◆ **Work to do**: In the listing below, identify each line with the word "มและภาษ" and return those lines.

[Some records]

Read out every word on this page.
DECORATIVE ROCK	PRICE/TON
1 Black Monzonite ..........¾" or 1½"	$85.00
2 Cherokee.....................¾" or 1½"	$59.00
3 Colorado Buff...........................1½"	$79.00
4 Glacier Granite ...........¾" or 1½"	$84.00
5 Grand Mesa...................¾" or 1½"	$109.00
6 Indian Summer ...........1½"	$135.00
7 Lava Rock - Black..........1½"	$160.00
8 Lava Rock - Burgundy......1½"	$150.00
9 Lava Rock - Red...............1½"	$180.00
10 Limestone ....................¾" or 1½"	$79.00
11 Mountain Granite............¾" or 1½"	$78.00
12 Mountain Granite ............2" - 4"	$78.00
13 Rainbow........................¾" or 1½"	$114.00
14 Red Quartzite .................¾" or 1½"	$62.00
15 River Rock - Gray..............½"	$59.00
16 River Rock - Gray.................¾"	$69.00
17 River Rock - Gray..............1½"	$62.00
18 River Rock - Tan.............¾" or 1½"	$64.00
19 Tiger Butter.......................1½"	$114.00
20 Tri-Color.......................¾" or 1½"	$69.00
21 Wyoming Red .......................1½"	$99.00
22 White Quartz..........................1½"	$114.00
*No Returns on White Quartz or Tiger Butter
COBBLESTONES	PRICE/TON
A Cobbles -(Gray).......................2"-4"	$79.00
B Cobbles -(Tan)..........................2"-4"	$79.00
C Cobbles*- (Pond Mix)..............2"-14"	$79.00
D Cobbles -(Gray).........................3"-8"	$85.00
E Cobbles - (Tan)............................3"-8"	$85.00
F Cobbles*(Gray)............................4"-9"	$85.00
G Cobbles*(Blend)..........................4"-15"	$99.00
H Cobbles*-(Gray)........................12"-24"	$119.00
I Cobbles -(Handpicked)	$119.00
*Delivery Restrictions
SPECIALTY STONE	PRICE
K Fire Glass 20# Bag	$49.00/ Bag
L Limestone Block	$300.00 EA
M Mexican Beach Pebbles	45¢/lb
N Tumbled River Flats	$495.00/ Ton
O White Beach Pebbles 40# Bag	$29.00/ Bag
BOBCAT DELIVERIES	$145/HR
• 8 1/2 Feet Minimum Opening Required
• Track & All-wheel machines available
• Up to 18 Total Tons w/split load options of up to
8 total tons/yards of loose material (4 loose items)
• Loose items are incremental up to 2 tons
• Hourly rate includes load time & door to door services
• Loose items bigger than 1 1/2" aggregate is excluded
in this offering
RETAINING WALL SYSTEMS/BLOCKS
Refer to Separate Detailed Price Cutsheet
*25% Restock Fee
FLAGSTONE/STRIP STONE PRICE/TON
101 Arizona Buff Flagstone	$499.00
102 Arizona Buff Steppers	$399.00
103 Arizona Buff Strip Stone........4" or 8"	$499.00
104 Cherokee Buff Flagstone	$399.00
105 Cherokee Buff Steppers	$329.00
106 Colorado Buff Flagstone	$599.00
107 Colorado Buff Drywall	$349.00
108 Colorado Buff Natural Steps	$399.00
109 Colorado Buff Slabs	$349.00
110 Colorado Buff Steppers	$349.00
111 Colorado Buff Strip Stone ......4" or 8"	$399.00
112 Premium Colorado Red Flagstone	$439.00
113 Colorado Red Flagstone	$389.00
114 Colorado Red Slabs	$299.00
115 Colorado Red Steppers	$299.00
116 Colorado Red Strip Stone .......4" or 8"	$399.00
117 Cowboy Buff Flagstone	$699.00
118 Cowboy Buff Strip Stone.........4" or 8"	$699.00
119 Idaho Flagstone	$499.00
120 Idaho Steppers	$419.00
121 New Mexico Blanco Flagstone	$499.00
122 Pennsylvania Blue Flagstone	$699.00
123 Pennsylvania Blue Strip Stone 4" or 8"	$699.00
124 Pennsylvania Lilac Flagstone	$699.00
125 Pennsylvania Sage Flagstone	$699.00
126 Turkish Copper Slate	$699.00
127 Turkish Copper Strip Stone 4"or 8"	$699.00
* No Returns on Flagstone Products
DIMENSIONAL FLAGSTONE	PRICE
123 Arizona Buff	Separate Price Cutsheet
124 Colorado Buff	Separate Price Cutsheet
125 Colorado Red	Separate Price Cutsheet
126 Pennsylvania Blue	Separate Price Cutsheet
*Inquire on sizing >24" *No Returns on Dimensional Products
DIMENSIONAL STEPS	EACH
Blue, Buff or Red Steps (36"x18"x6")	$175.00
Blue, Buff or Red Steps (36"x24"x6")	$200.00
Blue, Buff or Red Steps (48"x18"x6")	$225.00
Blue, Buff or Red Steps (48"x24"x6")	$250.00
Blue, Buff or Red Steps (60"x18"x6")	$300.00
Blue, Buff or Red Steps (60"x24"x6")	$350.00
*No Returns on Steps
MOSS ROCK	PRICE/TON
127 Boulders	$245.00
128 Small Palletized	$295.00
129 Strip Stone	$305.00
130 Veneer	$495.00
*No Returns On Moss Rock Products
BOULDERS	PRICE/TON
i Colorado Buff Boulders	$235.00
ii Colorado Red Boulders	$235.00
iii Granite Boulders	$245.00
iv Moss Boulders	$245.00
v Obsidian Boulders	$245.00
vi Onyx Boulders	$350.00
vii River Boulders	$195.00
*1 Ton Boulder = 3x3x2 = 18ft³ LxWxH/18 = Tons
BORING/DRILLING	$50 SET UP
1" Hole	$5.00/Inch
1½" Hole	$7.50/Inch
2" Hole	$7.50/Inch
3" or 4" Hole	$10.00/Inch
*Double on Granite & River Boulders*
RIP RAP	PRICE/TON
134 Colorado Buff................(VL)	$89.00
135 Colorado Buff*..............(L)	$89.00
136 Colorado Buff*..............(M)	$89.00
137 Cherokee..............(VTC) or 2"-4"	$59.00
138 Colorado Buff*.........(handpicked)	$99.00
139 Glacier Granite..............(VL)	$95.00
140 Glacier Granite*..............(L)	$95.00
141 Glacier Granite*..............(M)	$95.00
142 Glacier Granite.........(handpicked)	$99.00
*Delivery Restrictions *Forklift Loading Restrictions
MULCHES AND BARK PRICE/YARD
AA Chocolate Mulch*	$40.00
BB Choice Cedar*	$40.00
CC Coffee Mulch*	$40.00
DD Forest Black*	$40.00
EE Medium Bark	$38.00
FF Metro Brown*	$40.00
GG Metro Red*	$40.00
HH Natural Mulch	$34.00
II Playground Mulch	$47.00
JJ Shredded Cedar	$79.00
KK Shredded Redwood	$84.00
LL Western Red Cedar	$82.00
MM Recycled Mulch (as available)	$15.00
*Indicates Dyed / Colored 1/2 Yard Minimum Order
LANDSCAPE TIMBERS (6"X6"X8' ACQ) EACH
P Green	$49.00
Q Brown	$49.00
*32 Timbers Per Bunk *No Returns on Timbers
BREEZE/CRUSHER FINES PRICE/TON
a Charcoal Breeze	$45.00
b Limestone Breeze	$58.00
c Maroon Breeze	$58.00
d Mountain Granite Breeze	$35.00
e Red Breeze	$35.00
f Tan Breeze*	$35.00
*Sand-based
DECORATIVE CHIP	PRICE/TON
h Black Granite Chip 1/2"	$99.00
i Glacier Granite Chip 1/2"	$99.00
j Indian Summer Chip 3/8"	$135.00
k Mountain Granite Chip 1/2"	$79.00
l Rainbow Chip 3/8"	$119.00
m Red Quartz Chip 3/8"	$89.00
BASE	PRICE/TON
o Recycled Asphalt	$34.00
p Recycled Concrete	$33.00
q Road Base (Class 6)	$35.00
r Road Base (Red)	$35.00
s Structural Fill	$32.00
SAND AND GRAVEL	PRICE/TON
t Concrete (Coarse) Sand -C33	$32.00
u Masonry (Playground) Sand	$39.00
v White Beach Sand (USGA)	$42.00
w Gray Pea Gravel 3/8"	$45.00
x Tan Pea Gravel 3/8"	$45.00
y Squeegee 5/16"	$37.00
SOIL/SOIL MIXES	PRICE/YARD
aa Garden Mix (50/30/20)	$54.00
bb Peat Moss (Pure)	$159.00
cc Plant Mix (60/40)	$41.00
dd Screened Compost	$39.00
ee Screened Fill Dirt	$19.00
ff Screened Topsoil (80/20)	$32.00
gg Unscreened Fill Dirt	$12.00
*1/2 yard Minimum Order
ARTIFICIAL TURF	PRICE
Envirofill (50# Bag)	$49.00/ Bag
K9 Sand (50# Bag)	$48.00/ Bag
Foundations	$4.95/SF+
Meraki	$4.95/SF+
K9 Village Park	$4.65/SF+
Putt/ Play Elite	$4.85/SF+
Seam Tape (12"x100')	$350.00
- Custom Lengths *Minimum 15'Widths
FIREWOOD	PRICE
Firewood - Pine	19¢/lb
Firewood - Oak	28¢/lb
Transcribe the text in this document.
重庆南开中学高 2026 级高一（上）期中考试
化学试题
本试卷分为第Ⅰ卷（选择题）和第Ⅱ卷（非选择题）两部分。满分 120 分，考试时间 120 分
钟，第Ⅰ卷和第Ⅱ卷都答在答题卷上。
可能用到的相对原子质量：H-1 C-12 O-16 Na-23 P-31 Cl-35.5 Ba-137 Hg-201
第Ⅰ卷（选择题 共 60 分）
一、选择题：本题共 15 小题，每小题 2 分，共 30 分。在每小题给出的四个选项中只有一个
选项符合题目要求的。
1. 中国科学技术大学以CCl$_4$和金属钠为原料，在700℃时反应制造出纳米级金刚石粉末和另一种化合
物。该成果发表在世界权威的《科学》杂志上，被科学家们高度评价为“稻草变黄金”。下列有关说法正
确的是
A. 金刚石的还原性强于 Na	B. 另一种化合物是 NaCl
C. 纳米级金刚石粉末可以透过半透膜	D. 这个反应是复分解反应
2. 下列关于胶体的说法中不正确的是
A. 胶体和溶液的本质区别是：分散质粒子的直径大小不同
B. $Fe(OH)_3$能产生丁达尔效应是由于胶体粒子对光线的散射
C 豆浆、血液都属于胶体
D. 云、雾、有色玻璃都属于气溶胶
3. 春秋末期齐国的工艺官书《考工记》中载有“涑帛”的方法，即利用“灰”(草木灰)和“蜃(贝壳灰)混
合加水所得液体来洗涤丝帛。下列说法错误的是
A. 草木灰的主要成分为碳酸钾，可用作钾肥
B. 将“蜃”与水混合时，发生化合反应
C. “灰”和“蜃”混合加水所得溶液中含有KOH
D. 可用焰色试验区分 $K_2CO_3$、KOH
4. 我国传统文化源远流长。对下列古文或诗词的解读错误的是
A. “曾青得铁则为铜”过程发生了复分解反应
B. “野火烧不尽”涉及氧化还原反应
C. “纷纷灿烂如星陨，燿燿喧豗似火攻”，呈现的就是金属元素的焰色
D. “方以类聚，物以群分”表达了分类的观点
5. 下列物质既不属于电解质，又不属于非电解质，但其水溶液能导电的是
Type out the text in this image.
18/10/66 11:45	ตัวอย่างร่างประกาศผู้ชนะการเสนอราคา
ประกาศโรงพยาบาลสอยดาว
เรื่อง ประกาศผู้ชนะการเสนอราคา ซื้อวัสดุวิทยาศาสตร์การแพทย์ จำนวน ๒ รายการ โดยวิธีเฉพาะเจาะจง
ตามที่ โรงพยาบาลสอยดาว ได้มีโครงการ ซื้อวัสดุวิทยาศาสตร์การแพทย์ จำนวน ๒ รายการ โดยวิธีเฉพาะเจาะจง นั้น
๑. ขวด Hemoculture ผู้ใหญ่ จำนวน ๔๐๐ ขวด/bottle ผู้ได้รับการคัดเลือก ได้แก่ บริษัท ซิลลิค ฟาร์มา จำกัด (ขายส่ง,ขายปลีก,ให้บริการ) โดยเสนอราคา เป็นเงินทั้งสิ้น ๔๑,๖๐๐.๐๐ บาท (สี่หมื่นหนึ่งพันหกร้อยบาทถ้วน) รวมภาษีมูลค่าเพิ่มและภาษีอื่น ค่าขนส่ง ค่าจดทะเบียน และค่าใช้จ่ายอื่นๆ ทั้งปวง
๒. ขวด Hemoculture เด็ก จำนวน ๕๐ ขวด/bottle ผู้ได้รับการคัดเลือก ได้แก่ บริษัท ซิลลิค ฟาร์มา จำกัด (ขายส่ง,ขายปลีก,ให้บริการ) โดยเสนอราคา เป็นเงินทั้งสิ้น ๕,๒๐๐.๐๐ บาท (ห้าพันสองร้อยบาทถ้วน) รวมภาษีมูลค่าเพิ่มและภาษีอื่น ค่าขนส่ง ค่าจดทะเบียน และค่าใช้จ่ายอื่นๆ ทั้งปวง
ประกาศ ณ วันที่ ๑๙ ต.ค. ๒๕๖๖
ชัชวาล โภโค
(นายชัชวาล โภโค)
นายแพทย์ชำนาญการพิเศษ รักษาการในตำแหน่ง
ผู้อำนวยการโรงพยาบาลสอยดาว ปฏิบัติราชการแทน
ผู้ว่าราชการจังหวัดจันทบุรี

◆ **Finished answer**:
๑. ขวด Hemoculture ผู้ใหญ่ จำนวน ๔๐๐ ขวด/bottle ผู้ได้รับการคัดเลือก ได้แก่ บริษัท ซิลลิค ฟาร์มา จำกัด (ขายส่ง,ขายปลีก,ให้บริการ) โดยเสนอราคา เป็นเงินทั้งสิ้น ๔๑,๖๐๐.๐๐ บาท (สี่หมื่นหนึ่งพันหกร้อยบาทถ้วน) รวมภาษีมูลค่าเพิ่มและภาษีอื่น ค่าขนส่ง ค่าจดทะเบียน และค่าใช้จ่ายอื่นๆ ทั้งปวง
๒. ขวด Hemoculture เด็ก จำนวน ๕๐ ขวด/bottle ผู้ได้รับการคัดเลือก ได้แก่ บริษัท ซิลลิค ฟาร์มา จำกัด (ขายส่ง,ขายปลีก,ให้บริการ) โดยเสนอราคา เป็นเงินทั้งสิ้น ๕,๒๐๐.๐๐ บาท (ห้าพันสองร้อยบาทถ้วน) รวมภาษีมูลค่าเพิ่มและภาษีอื่น ค่าขนส่ง ค่าจดทะเบียน และค่าใช้จ่ายอื่นๆ ทั้งปวง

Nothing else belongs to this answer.